Given task: Pull out every line below holding the word "from".

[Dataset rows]
┄┄┄┄┄┄
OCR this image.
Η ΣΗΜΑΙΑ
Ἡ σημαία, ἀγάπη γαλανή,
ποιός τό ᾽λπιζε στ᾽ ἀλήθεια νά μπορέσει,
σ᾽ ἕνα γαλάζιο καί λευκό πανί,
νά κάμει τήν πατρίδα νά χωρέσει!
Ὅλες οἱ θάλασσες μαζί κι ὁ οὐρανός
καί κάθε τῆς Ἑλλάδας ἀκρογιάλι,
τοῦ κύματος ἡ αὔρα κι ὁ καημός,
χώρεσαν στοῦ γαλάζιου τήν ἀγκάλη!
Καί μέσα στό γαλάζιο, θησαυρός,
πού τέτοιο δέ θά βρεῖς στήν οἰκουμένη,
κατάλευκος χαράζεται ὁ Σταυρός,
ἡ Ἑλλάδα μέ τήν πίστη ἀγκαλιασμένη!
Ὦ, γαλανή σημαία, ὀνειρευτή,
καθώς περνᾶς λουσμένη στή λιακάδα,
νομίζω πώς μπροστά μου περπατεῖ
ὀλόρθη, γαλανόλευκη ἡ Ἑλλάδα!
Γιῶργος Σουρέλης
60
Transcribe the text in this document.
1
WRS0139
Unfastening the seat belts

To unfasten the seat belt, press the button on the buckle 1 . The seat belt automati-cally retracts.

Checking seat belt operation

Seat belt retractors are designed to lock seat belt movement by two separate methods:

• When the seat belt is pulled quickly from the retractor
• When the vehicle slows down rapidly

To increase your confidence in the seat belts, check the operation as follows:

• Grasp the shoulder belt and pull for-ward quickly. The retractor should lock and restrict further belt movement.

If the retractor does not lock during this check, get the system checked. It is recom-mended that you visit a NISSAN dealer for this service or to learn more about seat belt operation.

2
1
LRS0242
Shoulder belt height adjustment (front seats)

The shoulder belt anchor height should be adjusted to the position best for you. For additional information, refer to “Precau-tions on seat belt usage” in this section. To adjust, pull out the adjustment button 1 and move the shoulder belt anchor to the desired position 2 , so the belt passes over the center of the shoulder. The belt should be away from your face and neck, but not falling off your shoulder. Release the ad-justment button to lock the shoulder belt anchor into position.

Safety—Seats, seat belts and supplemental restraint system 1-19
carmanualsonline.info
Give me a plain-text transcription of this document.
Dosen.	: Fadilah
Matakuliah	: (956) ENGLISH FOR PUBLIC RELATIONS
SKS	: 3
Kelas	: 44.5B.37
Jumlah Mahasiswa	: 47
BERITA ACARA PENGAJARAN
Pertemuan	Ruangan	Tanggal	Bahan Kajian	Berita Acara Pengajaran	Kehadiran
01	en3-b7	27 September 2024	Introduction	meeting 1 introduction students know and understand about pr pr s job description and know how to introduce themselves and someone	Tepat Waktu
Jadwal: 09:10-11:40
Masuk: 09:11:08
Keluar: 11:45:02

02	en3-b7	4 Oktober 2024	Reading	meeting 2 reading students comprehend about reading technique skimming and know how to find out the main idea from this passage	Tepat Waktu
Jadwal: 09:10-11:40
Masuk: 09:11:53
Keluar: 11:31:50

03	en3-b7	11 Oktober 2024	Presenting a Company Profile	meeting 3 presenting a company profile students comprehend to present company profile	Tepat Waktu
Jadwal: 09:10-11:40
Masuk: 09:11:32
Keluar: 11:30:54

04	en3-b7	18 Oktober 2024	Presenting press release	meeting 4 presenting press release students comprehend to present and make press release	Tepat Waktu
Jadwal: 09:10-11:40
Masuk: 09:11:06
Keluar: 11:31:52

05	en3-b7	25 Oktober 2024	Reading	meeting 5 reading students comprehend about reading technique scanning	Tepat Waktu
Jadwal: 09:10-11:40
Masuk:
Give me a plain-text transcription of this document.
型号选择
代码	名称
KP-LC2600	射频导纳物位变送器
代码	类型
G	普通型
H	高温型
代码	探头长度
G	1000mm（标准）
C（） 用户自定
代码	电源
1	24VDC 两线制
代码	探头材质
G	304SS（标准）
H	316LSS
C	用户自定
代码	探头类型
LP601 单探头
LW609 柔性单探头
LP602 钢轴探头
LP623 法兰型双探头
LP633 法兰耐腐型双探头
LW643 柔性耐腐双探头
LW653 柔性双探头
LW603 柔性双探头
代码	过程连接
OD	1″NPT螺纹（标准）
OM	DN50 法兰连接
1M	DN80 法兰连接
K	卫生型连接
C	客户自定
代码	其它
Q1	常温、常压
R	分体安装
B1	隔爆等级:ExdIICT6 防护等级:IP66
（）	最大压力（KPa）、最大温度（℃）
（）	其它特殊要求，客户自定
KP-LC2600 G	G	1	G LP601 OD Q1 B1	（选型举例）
┄┄┄┄┄┄
Reply:
• When the seat belt is pulled quickly from the retractor
The shoulder belt anchor height should be adjusted to the position best for you. For additional information, refer to “Precau-tions on seat belt usage” in this section. To adjust, pull out the adjustment button 1 and move the shoulder belt anchor to the desired position 2 , so the belt passes over the center of the shoulder. The belt should be away from your face and neck, but not falling off your shoulder. Release the ad-justment button to lock the shoulder belt anchor into position.
02	en3-b7	4 Oktober 2024	Reading	meeting 2 reading students comprehend about reading technique skimming and know how to find out the main idea from this passage	Tepat Waktu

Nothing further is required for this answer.